• **Problem description**
Transcribe all of the material below word for word and leave out its pictures.

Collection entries
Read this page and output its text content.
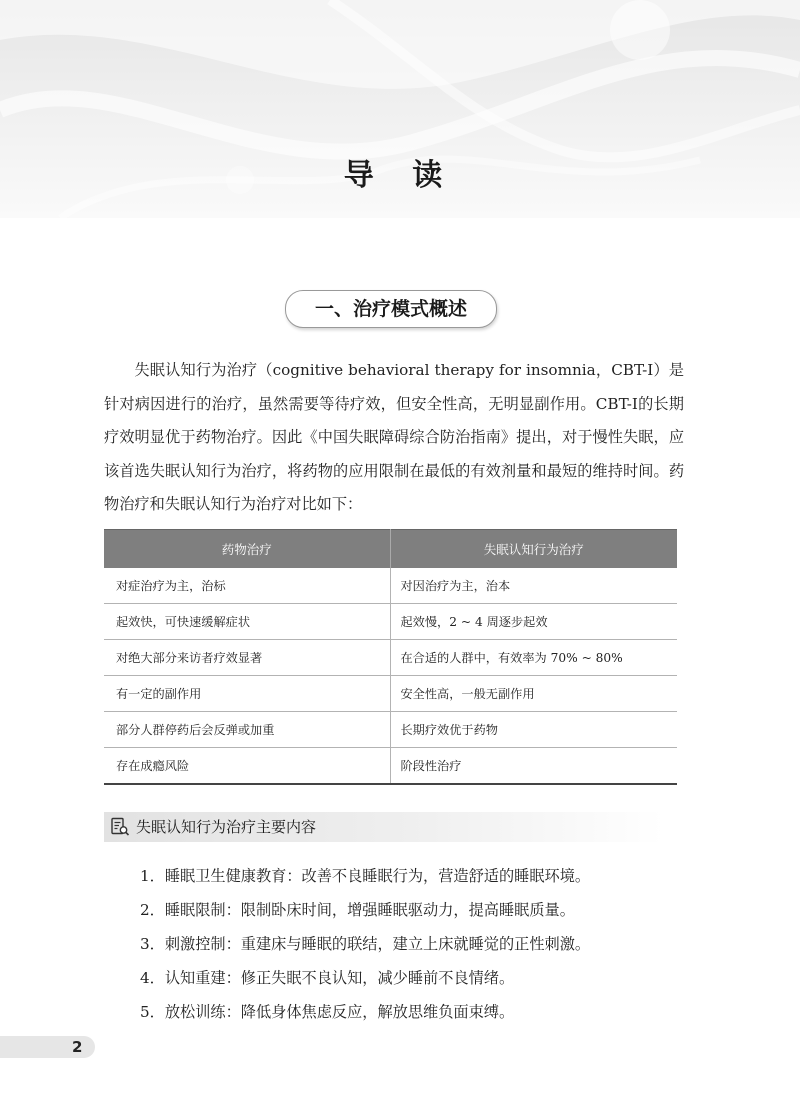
导 读
一、治疗模式概述

失眠认知行为治疗（cognitive behavioral therapy for insomnia，CBT-I）是针对病因进行的治疗，虽然需要等待疗效，但安全性高，无明显副作用。CBT-I的长期疗效明显优于药物治疗。因此《中国失眠障碍综合防治指南》提出，对于慢性失眠，应该首选失眠认知行为治疗，将药物的应用限制在最低的有效剂量和最短的维持时间。药物治疗和失眠认知行为治疗对比如下：

药物治疗	失眠认知行为治疗
对症治疗为主，治标	对因治疗为主，治本
起效快，可快速缓解症状	起效慢，2 ~ 4 周逐步起效
对绝大部分来访者疗效显著	在合适的人群中，有效率为 70% ~ 80%
有一定的副作用	安全性高，一般无副作用
部分人群停药后会反弹或加重	长期疗效优于药物
存在成瘾风险	阶段性治疗
失眠认知行为治疗主要内容
1．睡眠卫生健康教育：改善不良睡眠行为，营造舒适的睡眠环境。
2．睡眠限制：限制卧床时间，增强睡眠驱动力，提高睡眠质量。
3．刺激控制：重建床与睡眠的联结，建立上床就睡觉的正性刺激。
4．认知重建：修正失眠不良认知，减少睡前不良情绪。
5．放松训练：降低身体焦虑反应，解放思维负面束缚。
2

• **Response to this exercise**
Read this page and output its text content.
导 读
一、治疗模式概述

失眠认知行为治疗（cognitive behavioral therapy for insomnia，CBT-I）是针对病因进行的治疗，虽然需要等待疗效，但安全性高，无明显副作用。CBT-I的长期疗效明显优于药物治疗。因此《中国失眠障碍综合防治指南》提出，对于慢性失眠，应该首选失眠认知行为治疗，将药物的应用限制在最低的有效剂量和最短的维持时间。药物治疗和失眠认知行为治疗对比如下：

药物治疗	失眠认知行为治疗
对症治疗为主，治标	对因治疗为主，治本
起效快，可快速缓解症状	起效慢，2 ~ 4 周逐步起效
对绝大部分来访者疗效显著	在合适的人群中，有效率为 70% ~ 80%
有一定的副作用	安全性高，一般无副作用
部分人群停药后会反弹或加重	长期疗效优于药物
存在成瘾风险	阶段性治疗
失眠认知行为治疗主要内容
1．睡眠卫生健康教育：改善不良睡眠行为，营造舒适的睡眠环境。
2．睡眠限制：限制卧床时间，增强睡眠驱动力，提高睡眠质量。
3．刺激控制：重建床与睡眠的联结，建立上床就睡觉的正性刺激。
4．认知重建：修正失眠不良认知，减少睡前不良情绪。
5．放松训练：降低身体焦虑反应，解放思维负面束缚。
2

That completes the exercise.